§ GOAL: Exactly how many lines have the word "address"? Answer with the bare number.

===

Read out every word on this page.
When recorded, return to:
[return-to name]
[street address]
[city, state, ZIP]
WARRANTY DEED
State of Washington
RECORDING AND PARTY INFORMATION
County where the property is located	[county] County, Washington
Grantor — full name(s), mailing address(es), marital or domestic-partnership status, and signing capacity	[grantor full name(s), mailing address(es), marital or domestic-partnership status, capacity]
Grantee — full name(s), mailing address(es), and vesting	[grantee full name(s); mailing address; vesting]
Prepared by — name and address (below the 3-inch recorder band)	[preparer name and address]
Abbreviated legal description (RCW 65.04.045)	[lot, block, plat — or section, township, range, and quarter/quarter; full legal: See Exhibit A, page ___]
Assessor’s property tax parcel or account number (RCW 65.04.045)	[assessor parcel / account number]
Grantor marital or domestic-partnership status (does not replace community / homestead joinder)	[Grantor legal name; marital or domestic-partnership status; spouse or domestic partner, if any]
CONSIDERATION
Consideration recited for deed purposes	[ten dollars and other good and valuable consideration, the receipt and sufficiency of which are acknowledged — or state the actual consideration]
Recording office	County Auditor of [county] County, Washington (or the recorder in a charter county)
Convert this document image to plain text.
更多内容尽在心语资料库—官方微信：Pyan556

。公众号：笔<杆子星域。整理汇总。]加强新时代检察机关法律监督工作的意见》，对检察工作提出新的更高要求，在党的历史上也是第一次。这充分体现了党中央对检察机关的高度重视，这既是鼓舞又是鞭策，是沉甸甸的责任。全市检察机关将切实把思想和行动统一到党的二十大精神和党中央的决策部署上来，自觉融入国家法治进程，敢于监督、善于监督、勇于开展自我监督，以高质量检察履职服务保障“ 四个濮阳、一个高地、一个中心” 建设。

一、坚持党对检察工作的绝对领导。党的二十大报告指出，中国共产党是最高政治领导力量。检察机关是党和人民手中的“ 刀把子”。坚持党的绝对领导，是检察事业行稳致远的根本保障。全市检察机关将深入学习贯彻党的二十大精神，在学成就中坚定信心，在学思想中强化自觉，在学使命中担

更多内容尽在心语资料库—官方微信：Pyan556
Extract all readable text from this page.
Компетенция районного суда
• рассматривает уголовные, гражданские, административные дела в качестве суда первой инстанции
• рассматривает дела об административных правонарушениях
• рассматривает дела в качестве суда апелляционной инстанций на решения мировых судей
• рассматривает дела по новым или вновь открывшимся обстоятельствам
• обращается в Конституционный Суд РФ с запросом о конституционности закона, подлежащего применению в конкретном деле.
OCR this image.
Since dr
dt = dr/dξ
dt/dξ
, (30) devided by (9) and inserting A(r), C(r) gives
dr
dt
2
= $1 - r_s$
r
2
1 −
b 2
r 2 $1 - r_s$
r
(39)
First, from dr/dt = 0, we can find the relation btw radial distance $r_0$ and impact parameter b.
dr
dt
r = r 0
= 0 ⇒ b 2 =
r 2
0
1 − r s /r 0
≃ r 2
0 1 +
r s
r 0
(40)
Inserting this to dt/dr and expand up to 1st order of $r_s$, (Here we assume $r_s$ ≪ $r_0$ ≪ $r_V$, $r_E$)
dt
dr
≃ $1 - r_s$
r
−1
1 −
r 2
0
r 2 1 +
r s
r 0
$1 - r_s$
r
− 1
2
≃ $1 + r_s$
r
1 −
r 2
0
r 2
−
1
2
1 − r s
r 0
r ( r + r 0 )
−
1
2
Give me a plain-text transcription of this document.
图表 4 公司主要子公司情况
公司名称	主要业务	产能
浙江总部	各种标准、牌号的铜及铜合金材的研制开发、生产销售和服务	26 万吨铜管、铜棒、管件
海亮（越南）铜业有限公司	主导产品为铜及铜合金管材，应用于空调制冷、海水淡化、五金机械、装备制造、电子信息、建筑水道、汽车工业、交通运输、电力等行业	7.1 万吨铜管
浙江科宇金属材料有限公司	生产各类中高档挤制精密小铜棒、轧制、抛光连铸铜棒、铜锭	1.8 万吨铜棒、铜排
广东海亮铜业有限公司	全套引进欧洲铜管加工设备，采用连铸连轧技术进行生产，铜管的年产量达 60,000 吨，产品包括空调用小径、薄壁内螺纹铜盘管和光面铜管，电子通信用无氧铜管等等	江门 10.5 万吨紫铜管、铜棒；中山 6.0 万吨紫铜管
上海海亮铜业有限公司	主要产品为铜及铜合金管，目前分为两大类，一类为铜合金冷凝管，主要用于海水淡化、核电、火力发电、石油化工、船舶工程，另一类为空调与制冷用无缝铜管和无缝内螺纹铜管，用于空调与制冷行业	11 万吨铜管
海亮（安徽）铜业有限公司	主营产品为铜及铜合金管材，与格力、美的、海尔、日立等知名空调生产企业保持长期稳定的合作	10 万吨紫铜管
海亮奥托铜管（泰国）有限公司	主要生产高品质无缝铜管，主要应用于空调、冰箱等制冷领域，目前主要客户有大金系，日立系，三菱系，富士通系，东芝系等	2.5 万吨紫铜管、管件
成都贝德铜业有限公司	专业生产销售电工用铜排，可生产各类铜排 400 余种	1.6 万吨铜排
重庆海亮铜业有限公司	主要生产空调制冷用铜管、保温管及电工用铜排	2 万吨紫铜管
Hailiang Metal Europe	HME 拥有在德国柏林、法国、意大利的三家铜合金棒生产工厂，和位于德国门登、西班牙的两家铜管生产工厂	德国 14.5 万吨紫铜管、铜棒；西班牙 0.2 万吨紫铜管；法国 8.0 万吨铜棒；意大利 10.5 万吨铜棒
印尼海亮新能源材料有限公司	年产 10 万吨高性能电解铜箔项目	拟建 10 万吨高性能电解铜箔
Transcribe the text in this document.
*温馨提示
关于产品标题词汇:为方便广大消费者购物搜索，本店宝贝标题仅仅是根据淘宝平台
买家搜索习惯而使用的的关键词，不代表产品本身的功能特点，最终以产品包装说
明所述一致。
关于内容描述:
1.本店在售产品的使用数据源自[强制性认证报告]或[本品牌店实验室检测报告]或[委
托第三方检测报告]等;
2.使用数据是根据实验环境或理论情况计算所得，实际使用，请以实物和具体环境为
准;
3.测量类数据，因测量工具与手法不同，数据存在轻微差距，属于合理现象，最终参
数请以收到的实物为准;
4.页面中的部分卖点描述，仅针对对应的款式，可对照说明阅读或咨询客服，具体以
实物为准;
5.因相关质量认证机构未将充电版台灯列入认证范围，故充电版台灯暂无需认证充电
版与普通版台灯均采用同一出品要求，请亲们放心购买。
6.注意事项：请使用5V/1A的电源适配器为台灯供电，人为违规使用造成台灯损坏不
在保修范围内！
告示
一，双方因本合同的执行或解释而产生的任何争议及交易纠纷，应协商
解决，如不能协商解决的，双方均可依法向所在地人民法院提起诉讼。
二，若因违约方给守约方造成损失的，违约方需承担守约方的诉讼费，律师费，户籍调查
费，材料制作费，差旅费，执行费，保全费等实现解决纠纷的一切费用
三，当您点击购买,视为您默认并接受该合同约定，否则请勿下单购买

===

§ THE RESULT: 4